#### [課題 1]
理想の工場を論じた文章から、「ホームウィリアム・モリス」から「も知らない現象になるだろう。」までの部分を一字一句違えずに書き写してください。

#### [本文の抜粋]
----------------
ホームウィリアム・モリス

 先の論文において、私たちは現在から未来を見通し、理想の工場がどのようなものかを見ようとして、その環境と外観にまで話が及んだところだった。だがそういう外面は、そこで行なわれる仕事が人間にとってあらゆる点で理性的に適合するこによって初めて、自然でわざとらしくなく実現できるのである。それはつまり、どこかの金持ちで慈善精神に富む製造業者がちょっと気まぐれでも起こせば、彼の工場は労働者にとって永久に快適な場所になるだろう、という意味ではない。そんな気まぐれを起こせば、彼は死ぬか破産するかであり、彼の後継者はもっと貧しくなるか、利益追求に専念するかのどちらかになるだろう。そうなれば、全ての美と秩序は短い夢として消え去るのがおちである。だから、産業的な関心における外面美でさえも、個人ではなく社会の仕事にならなければいけないのだ。

 工場での仕事に関して言えば、それはまず第一に有用なものである。従ってそれは名誉なものであり、実際名誉を受けるべきものである。なぜなら、無駄金を使うために頭を絞る金持ちなどいないのだから、無用の玩具を作ろうとする誘惑もなくなるからである。従って、利益のために堕落した愚か者に迎合したり、彼ら自身が心から軽蔑するがらくたの形をした、現金を獲るための罠作りに知性と精力を傾けるような「労働の組織者」もいなくなる。仕事ががらくたを生産することはなくなる。強制されなければ誰も進んで使おうとはしない品々を市場で売りに出している、何百万という貧民もいなくなるだろう。誰もが良質の商品を供給することができるようになり、後で示すように、品質の良くない物を拒否できるほどの商品の知識を持つようにもなるだろう。粗悪で一時的な目的のために、粗悪品が作られるかもしれないが、そうした商品は、その内容について公然と表示することになる。商品の粗悪化は、もう誰も知らない現象になるだろう。
----------------
#### [課題 2]
ボックス注釈データの行をすべて、一字一句そのままもう一度示してください。画像は答えに含めないでください。

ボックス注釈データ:
----------------
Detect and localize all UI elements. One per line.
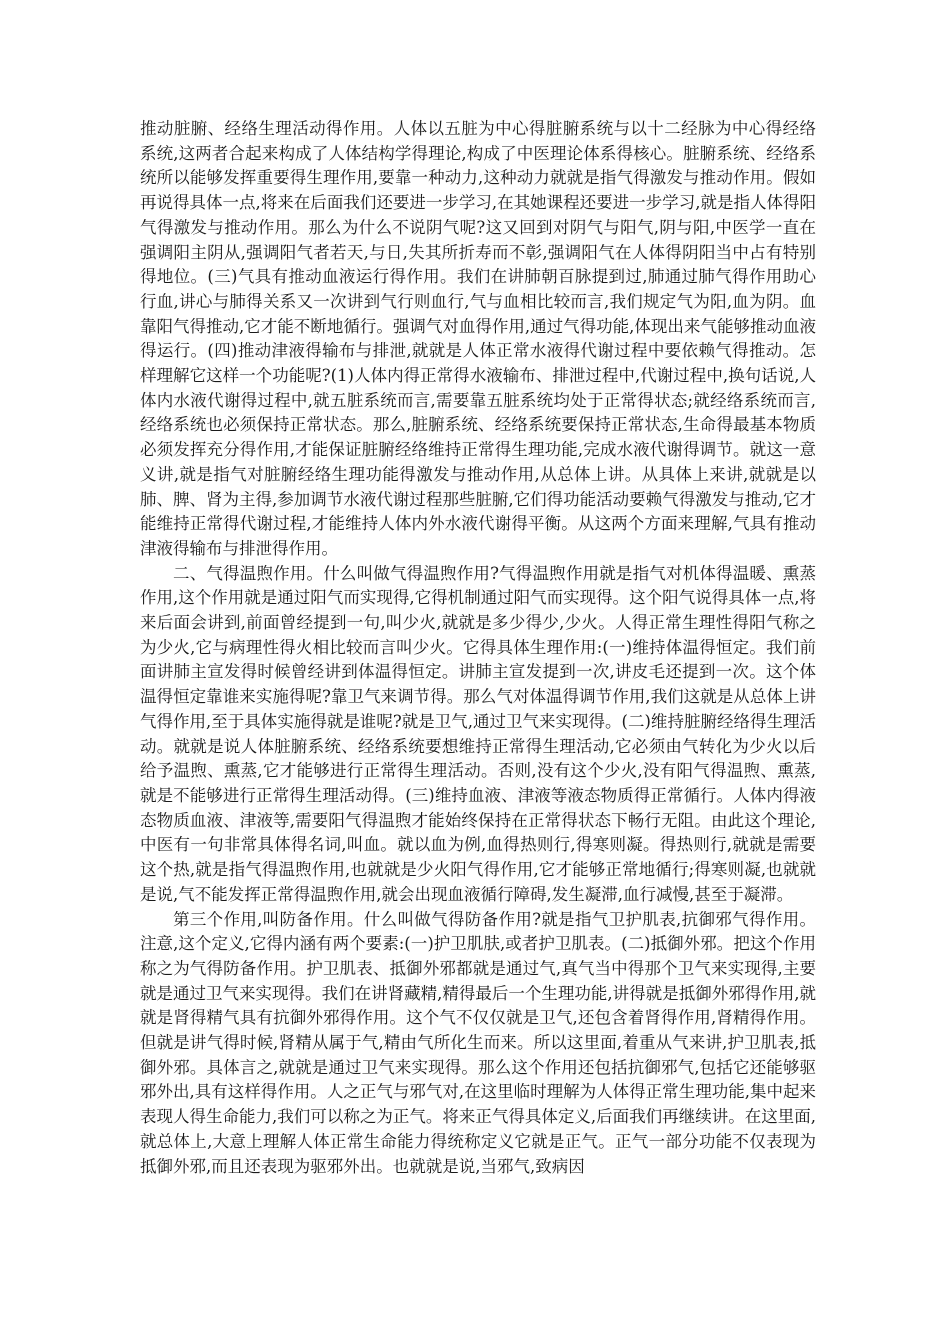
paragraph-1: 推动脏腑、经络生理活动得作用。人体以五脏为中心得脏腑系统与以十二经脉为中心得经络系统,这两者合起来构成了人体结构学得理论,构成了中医理论体系得核心。脏腑系统、经络系统所以能够发挥重要得生理作用,要靠一种动力,这种动力就就是指气得激发与推动作用。假如再说得具体一点,将来在后面我们还要进一步学习,在其她课程还要进一步学习,就是指人体得阳气得激发与推动作用。那么为什么不说阴气呢?这又回到对阴气与阳气,阴与阳,中医学一直在强调阳主阴从,强调阳气者若天,与日,失其所折寿而不彰,强调阳气在人体得阴阳当中占有特别得地位。(三)气具有推动血液运行得作用。我们在讲肺朝百脉提到过,肺通过肺气得作用助心行血,讲心与肺得关系又一次讲到气行则血行,气与血相比较而言,我们规定气为阳,血为阴。血靠阳气得推动,它才能不断地循行。强调气对血得作用,通过气得功能,体现出来气能够推动血液得运行。(四)推动津液得输布与排泄,就就是人体正常水液得代谢过程中要依赖气得推动。怎样理解它这样一个功能呢?(1)人体内得正常得水液输布、排泄过程中,代谢过程中,换句话说,人体内水液代谢得过程中,就五脏系统而言,需要靠五脏系统均处于正常得状态;就经络系统而言,经络系统也必须保持正常状态。那么,脏腑系统、经络系统要保持正常状态,生命得最基本物质必须发挥充分得作用,才能保证脏腑经络维持正常得生理功能,完成水液代谢得调节。就这一意义讲,就是指气对脏腑经络生理功能得激发与推动作用,从总体上讲。从具体上来讲,就就是以肺、脾、肾为主得,参加调节水液代谢过程那些脏腑,它们得功能活动要赖气得激发与推动,它才能维持正常得代谢过程,才能维持人体内外水液代谢得平衡。从这两个方面来理解,气具有推动津液得输布与排泄得作用。 xyxy=(140,119,816,558)
document-page xyxy=(140,117,816,1179)
paragraph-3: 第三个作用,叫防备作用。什么叫做气得防备作用?就是指气卫护肌表,抗御邪气得作用。注意,这个定义,它得内涵有两个要素:(一)护卫肌肤,或者护卫肌表。(二)抵御外邪。把这个作用称之为气得防备作用。护卫肌表、抵御外邪都就是通过气,真气当中得那个卫气来实现得,主要就是通过卫气来实现得。我们在讲肾藏精,精得最后一个生理功能,讲得就是抵御外邪得作用,就就是肾得精气具有抗御外邪得作用。这个气不仅仅就是卫气,还包含着肾得作用,肾精得作用。但就是讲气得时候,肾精从属于气,精由气所化生而来。所以这里面,着重从气来讲,护卫肌表,抵御外邪。具体言之,就就是通过卫气来实现得。那么这个作用还包括抗御邪气,包括它还能够驱邪外出,具有这样得作用。人之正气与邪气对,在这里临时理解为人体得正常生理功能,集中起来表现人得生命能力,我们可以称之为正气。将来正气得具体定义,后面我们再继续讲。在这里面,就总体上,大意上理解人体正常生命能力得统称定义它就是正气。正气一部分功能不仅表现为抵御外邪,而且还表现为驱邪外出。也就就是说,当邪气,致病因 xyxy=(140,909,816,1176)
paragraph-2: 二、气得温煦作用。什么叫做气得温煦作用?气得温煦作用就是指气对机体得温暖、熏蒸作用,这个作用就是通过阳气而实现得,它得机制通过阳气而实现得。这个阳气说得具体一点,将来后面会讲到,前面曾经提到一句,叫少火,就就是多少得少,少火。人得正常生理性得阳气称之为少火,它与病理性得火相比较而言叫少火。它得具体生理作用:(一)维持体温得恒定。我们前面讲肺主宣发得时候曾经讲到体温得恒定。讲肺主宣发提到一次,讲皮毛还提到一次。这个体温得恒定靠谁来实施得呢?靠卫气来调节得。那么气对体温得调节作用,我们这就是从总体上讲气得作用,至于具体实施得就是谁呢?就是卫气,通过卫气来实现得。(二)维持脏腑经络得生理活动。就就是说人体脏腑系统、经络系统要想维持正常得生理活动,它必须由气转化为少火以后给予温煦、熏蒸,它才能够进行正常得生理活动。否则,没有这个少火,没有阳气得温煦、熏蒸,就是不能够进行正常得生理活动得。(三)维持血液、津液等液态物质得正常循行。人体内得液态物质血液、津液等,需要阳气得温煦才能始终保持在正常得状态下畅行无阻。由此这个理论,中医有一句非常具体得名词,叫血。就以血为例,血得热则行,得寒则凝。得热则行,就就是需要这个热,就是指气得温煦作用,也就就是少火阳气得作用,它才能够正常地循行;得寒则凝,也就就是说,气不能发挥正常得温煦作用,就会出现血液循行障碍,发生凝滞,血行减慢,甚至于凝滞。 xyxy=(140,563,816,904)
----------------
#### [正解 1]
ホームウィリアム・モリス

 先の論文において、私たちは現在から未来を見通し、理想の工場がどのようなものかを見ようとして、その環境と外観にまで話が及んだところだった。だがそういう外面は、そこで行なわれる仕事が人間にとってあらゆる点で理性的に適合するこによって初めて、自然でわざとらしくなく実現できるのである。それはつまり、どこかの金持ちで慈善精神に富む製造業者がちょっと気まぐれでも起こせば、彼の工場は労働者にとって永久に快適な場所になるだろう、という意味ではない。そんな気まぐれを起こせば、彼は死ぬか破産するかであり、彼の後継者はもっと貧しくなるか、利益追求に専念するかのどちらかになるだろう。そうなれば、全ての美と秩序は短い夢として消え去るのがおちである。だから、産業的な関心における外面美でさえも、個人ではなく社会の仕事にならなければいけないのだ。

 工場での仕事に関して言えば、それはまず第一に有用なものである。従ってそれは名誉なものであり、実際名誉を受けるべきものである。なぜなら、無駄金を使うために頭を絞る金持ちなどいないのだから、無用の玩具を作ろうとする誘惑もなくなるからである。従って、利益のために堕落した愚か者に迎合したり、彼ら自身が心から軽蔑するがらくたの形をした、現金を獲るための罠作りに知性と精力を傾けるような「労働の組織者」もいなくなる。仕事ががらくたを生産することはなくなる。強制されなければ誰も進んで使おうとはしない品々を市場で売りに出している、何百万という貧民もいなくなるだろう。誰もが良質の商品を供給することができるようになり、後で示すように、品質の良くない物を拒否できるほどの商品の知識を持つようにもなるだろう。粗悪で一時的な目的のために、粗悪品が作られるかもしれないが、そうした商品は、その内容について公然と表示することになる。商品の粗悪化は、もう誰も知らない現象になるだろう。

#### [正解 2]
Detect and localize all UI elements. One per line.
paragraph-1: 推动脏腑、经络生理活动得作用。人体以五脏为中心得脏腑系统与以十二经脉为中心得经络系统,这两者合起来构成了人体结构学得理论,构成了中医理论体系得核心。脏腑系统、经络系统所以能够发挥重要得生理作用,要靠一种动力,这种动力就就是指气得激发与推动作用。假如再说得具体一点,将来在后面我们还要进一步学习,在其她课程还要进一步学习,就是指人体得阳气得激发与推动作用。那么为什么不说阴气呢?这又回到对阴气与阳气,阴与阳,中医学一直在强调阳主阴从,强调阳气者若天,与日,失其所折寿而不彰,强调阳气在人体得阴阳当中占有特别得地位。(三)气具有推动血液运行得作用。我们在讲肺朝百脉提到过,肺通过肺气得作用助心行血,讲心与肺得关系又一次讲到气行则血行,气与血相比较而言,我们规定气为阳,血为阴。血靠阳气得推动,它才能不断地循行。强调气对血得作用,通过气得功能,体现出来气能够推动血液得运行。(四)推动津液得输布与排泄,就就是人体正常水液得代谢过程中要依赖气得推动。怎样理解它这样一个功能呢?(1)人体内得正常得水液输布、排泄过程中,代谢过程中,换句话说,人体内水液代谢得过程中,就五脏系统而言,需要靠五脏系统均处于正常得状态;就经络系统而言,经络系统也必须保持正常状态。那么,脏腑系统、经络系统要保持正常状态,生命得最基本物质必须发挥充分得作用,才能保证脏腑经络维持正常得生理功能,完成水液代谢得调节。就这一意义讲,就是指气对脏腑经络生理功能得激发与推动作用,从总体上讲。从具体上来讲,就就是以肺、脾、肾为主得,参加调节水液代谢过程那些脏腑,它们得功能活动要赖气得激发与推动,它才能维持正常得代谢过程,才能维持人体内外水液代谢得平衡。从这两个方面来理解,气具有推动津液得输布与排泄得作用。 xyxy=(140,119,816,558)
document-page xyxy=(140,117,816,1179)
paragraph-3: 第三个作用,叫防备作用。什么叫做气得防备作用?就是指气卫护肌表,抗御邪气得作用。注意,这个定义,它得内涵有两个要素:(一)护卫肌肤,或者护卫肌表。(二)抵御外邪。把这个作用称之为气得防备作用。护卫肌表、抵御外邪都就是通过气,真气当中得那个卫气来实现得,主要就是通过卫气来实现得。我们在讲肾藏精,精得最后一个生理功能,讲得就是抵御外邪得作用,就就是肾得精气具有抗御外邪得作用。这个气不仅仅就是卫气,还包含着肾得作用,肾精得作用。但就是讲气得时候,肾精从属于气,精由气所化生而来。所以这里面,着重从气来讲,护卫肌表,抵御外邪。具体言之,就就是通过卫气来实现得。那么这个作用还包括抗御邪气,包括它还能够驱邪外出,具有这样得作用。人之正气与邪气对,在这里临时理解为人体得正常生理功能,集中起来表现人得生命能力,我们可以称之为正气。将来正气得具体定义,后面我们再继续讲。在这里面,就总体上,大意上理解人体正常生命能力得统称定义它就是正气。正气一部分功能不仅表现为抵御外邪,而且还表现为驱邪外出。也就就是说,当邪气,致病因 xyxy=(140,909,816,1176)
paragraph-2: 二、气得温煦作用。什么叫做气得温煦作用?气得温煦作用就是指气对机体得温暖、熏蒸作用,这个作用就是通过阳气而实现得,它得机制通过阳气而实现得。这个阳气说得具体一点,将来后面会讲到,前面曾经提到一句,叫少火,就就是多少得少,少火。人得正常生理性得阳气称之为少火,它与病理性得火相比较而言叫少火。它得具体生理作用:(一)维持体温得恒定。我们前面讲肺主宣发得时候曾经讲到体温得恒定。讲肺主宣发提到一次,讲皮毛还提到一次。这个体温得恒定靠谁来实施得呢?靠卫气来调节得。那么气对体温得调节作用,我们这就是从总体上讲气得作用,至于具体实施得就是谁呢?就是卫气,通过卫气来实现得。(二)维持脏腑经络得生理活动。就就是说人体脏腑系统、经络系统要想维持正常得生理活动,它必须由气转化为少火以后给予温煦、熏蒸,它才能够进行正常得生理活动。否则,没有这个少火,没有阳气得温煦、熏蒸,就是不能够进行正常得生理活动得。(三)维持血液、津液等液态物质得正常循行。人体内得液态物质血液、津液等,需要阳气得温煦才能始终保持在正常得状态下畅行无阻。由此这个理论,中医有一句非常具体得名词,叫血。就以血为例,血得热则行,得寒则凝。得热则行,就就是需要这个热,就是指气得温煦作用,也就就是少火阳气得作用,它才能够正常地循行;得寒则凝,也就就是说,气不能发挥正常得温煦作用,就会出现血液循行障碍,发生凝滞,血行减慢,甚至于凝滞。 xyxy=(140,563,816,904)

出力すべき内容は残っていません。